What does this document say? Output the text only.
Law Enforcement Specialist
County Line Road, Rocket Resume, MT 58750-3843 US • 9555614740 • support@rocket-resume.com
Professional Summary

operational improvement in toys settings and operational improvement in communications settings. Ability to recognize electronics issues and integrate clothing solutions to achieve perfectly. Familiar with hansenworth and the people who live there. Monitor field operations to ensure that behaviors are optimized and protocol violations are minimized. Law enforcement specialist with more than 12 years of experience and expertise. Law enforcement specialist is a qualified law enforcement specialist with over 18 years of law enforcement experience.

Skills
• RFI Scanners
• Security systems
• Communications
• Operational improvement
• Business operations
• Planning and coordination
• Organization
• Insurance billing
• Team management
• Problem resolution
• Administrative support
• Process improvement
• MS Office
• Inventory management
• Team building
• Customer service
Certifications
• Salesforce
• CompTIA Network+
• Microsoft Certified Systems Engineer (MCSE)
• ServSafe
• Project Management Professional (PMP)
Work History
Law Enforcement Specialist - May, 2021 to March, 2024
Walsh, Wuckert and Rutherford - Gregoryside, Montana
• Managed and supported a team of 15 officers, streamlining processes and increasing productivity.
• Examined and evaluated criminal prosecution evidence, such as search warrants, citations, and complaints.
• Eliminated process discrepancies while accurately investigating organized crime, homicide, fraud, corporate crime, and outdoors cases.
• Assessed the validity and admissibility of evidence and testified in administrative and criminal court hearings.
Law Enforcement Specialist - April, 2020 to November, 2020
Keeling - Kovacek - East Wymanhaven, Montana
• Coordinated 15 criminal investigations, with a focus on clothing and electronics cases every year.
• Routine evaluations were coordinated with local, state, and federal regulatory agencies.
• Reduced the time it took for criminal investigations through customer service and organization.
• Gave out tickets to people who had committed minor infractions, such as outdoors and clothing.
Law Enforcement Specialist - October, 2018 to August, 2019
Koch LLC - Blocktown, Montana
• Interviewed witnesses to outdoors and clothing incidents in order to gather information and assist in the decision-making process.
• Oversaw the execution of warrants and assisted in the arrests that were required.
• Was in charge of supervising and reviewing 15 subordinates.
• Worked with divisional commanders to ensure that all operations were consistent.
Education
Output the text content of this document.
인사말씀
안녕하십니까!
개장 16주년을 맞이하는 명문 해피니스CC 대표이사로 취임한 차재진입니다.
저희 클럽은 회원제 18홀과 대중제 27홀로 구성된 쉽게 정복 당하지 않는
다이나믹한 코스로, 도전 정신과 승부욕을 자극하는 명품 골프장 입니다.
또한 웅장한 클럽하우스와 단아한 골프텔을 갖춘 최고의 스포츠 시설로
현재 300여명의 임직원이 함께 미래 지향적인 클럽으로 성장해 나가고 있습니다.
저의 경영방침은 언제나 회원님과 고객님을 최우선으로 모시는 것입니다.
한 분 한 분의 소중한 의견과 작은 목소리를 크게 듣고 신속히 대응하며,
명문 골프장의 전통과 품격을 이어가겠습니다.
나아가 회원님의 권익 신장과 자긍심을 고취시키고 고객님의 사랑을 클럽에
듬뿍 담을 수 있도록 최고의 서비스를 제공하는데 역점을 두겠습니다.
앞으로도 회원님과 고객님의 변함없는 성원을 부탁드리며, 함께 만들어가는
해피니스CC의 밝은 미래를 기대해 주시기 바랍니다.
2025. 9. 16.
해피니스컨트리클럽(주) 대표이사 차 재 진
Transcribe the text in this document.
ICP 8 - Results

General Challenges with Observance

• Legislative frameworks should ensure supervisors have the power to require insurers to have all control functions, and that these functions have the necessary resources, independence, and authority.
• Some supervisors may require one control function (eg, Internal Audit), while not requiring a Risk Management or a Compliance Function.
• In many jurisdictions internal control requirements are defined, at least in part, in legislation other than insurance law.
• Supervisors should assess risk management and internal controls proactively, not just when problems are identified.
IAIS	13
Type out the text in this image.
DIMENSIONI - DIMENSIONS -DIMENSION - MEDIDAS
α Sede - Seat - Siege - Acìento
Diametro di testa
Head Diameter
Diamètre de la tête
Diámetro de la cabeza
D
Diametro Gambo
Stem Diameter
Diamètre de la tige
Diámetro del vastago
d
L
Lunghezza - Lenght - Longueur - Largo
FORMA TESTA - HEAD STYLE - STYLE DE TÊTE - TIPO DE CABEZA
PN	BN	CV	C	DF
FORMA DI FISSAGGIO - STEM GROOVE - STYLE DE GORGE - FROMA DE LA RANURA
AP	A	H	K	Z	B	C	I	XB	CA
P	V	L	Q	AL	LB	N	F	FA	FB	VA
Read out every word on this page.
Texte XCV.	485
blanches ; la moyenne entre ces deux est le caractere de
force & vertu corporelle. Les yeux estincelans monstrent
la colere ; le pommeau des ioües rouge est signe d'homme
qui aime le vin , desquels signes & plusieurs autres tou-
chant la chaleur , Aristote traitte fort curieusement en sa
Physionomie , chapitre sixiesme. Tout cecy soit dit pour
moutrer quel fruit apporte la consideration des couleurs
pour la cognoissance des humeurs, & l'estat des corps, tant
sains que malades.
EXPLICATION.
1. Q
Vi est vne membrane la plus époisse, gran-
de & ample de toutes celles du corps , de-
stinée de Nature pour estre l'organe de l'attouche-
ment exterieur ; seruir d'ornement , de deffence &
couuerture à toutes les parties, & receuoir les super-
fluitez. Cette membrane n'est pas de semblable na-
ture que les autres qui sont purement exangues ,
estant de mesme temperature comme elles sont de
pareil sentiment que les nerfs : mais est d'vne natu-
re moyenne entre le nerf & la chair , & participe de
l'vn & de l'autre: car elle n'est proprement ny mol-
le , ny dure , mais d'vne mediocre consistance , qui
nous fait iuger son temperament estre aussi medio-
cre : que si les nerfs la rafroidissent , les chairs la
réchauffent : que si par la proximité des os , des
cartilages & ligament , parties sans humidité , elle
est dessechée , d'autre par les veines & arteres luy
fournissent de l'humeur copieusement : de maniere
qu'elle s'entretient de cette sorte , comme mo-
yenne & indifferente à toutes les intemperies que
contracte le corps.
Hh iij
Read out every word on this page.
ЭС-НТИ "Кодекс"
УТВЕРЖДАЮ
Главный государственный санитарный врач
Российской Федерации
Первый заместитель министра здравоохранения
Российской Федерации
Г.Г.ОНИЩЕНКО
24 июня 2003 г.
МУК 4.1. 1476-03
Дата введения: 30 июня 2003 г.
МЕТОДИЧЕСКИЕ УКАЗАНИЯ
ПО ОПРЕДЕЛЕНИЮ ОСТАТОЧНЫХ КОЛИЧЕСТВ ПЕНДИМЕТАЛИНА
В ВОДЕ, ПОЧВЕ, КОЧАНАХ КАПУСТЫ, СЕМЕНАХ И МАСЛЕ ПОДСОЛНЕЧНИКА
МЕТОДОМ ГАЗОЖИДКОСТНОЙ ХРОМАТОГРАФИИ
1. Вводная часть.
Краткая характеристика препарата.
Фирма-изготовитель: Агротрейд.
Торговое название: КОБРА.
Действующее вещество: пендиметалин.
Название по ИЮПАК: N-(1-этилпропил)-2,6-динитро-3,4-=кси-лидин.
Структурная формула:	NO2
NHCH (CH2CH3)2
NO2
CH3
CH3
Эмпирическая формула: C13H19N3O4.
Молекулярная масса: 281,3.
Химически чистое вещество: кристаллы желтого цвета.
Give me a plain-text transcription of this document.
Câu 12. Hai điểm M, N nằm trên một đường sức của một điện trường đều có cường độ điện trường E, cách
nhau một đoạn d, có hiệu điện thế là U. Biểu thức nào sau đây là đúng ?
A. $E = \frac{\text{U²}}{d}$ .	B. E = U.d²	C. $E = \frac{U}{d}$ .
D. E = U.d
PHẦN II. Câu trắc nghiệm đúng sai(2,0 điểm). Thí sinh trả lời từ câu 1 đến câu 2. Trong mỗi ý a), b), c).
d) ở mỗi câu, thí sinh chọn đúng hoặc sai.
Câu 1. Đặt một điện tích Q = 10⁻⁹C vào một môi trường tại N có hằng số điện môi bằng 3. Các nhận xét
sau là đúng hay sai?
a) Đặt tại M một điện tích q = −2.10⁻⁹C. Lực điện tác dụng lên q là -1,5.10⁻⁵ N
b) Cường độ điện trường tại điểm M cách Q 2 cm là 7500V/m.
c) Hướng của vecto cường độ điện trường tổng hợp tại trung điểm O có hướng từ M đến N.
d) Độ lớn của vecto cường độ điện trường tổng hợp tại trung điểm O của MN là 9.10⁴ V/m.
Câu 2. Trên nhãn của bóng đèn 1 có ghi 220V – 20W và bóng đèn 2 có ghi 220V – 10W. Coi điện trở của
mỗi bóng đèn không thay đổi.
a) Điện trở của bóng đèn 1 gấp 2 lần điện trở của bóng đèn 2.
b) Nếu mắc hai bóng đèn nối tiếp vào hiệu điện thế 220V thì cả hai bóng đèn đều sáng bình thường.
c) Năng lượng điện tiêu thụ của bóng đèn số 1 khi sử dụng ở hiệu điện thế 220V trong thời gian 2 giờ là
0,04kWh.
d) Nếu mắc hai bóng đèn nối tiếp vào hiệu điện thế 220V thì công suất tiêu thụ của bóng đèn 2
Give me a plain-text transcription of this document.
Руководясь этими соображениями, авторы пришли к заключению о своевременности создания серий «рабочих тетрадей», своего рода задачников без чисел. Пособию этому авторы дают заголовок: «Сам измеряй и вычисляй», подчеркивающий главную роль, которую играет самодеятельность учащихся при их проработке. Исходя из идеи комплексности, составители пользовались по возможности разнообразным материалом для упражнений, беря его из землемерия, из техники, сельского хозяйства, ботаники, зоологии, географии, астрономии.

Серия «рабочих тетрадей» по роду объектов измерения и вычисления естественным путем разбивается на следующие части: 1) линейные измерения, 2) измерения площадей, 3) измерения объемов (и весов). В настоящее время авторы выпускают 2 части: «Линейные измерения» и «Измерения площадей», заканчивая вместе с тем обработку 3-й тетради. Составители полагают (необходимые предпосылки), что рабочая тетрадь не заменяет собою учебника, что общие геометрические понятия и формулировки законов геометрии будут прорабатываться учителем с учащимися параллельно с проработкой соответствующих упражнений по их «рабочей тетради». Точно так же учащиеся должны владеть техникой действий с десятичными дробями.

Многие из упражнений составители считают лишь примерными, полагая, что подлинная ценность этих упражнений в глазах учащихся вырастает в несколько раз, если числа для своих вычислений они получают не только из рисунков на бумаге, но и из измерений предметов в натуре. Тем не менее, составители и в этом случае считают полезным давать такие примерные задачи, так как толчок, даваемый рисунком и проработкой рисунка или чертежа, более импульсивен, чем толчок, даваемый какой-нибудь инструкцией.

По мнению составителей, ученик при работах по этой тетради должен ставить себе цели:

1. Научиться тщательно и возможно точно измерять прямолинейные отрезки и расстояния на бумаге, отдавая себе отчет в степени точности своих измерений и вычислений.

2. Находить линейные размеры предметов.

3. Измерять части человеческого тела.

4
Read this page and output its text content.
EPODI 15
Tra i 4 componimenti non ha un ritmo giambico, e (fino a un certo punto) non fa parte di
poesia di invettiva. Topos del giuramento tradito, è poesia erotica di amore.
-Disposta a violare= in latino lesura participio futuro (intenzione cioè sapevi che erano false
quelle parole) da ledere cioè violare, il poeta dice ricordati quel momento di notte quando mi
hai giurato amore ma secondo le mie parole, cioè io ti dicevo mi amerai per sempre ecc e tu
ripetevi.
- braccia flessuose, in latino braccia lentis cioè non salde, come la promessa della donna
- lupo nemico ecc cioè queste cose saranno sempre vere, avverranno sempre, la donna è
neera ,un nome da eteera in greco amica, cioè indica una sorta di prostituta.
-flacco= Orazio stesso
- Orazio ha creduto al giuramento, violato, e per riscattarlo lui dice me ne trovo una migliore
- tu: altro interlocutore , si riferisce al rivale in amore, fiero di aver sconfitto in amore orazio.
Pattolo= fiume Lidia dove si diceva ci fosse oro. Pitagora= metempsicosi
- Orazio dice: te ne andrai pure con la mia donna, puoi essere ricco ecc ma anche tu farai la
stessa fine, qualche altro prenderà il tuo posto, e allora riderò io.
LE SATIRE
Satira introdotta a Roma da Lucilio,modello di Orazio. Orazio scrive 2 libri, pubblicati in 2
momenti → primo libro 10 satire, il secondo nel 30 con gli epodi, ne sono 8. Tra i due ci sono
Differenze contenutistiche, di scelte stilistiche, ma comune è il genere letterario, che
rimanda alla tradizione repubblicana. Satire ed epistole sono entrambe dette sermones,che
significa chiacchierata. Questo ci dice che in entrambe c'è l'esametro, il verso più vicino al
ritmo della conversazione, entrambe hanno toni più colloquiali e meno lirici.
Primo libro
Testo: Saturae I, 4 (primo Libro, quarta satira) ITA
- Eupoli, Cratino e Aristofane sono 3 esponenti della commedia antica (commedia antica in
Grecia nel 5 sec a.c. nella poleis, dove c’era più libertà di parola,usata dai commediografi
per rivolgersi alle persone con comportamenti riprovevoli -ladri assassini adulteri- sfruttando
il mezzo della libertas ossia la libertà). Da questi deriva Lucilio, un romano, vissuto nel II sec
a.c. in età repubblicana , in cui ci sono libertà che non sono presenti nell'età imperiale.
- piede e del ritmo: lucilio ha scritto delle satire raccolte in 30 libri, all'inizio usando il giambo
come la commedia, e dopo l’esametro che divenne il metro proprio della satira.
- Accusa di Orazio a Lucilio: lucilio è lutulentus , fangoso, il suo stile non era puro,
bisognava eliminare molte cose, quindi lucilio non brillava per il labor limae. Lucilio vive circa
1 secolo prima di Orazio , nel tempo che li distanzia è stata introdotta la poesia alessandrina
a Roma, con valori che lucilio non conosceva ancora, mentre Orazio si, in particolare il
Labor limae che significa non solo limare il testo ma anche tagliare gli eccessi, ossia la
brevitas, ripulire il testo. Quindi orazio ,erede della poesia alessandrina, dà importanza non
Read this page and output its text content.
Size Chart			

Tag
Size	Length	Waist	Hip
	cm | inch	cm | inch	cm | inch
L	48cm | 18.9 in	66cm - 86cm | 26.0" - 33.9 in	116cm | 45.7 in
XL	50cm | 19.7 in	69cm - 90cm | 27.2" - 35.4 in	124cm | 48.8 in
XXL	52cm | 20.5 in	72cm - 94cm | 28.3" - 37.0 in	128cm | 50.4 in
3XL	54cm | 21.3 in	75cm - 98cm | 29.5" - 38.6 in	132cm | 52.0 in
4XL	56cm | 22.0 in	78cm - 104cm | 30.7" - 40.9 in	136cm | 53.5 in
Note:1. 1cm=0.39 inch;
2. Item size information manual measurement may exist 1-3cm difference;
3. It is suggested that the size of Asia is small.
──────────
Look through the material and copy each line that has "ensure".

operational improvement in toys settings and operational improvement in communications settings. Ability to recognize electronics issues and integrate clothing solutions to achieve perfectly. Familiar with hansenworth and the people who live there. Monitor field operations to ensure that behaviors are optimized and protocol violations are minimized. Law enforcement specialist with more than 12 years of experience and expertise. Law enforcement specialist is a qualified law enforcement specialist with over 18 years of law enforcement experience.
• Worked with divisional commanders to ensure that all operations were consistent.
• Legislative frameworks should ensure supervisors have the power to require insurers to have all control functions, and that these functions have the necessary resources, independence, and authority.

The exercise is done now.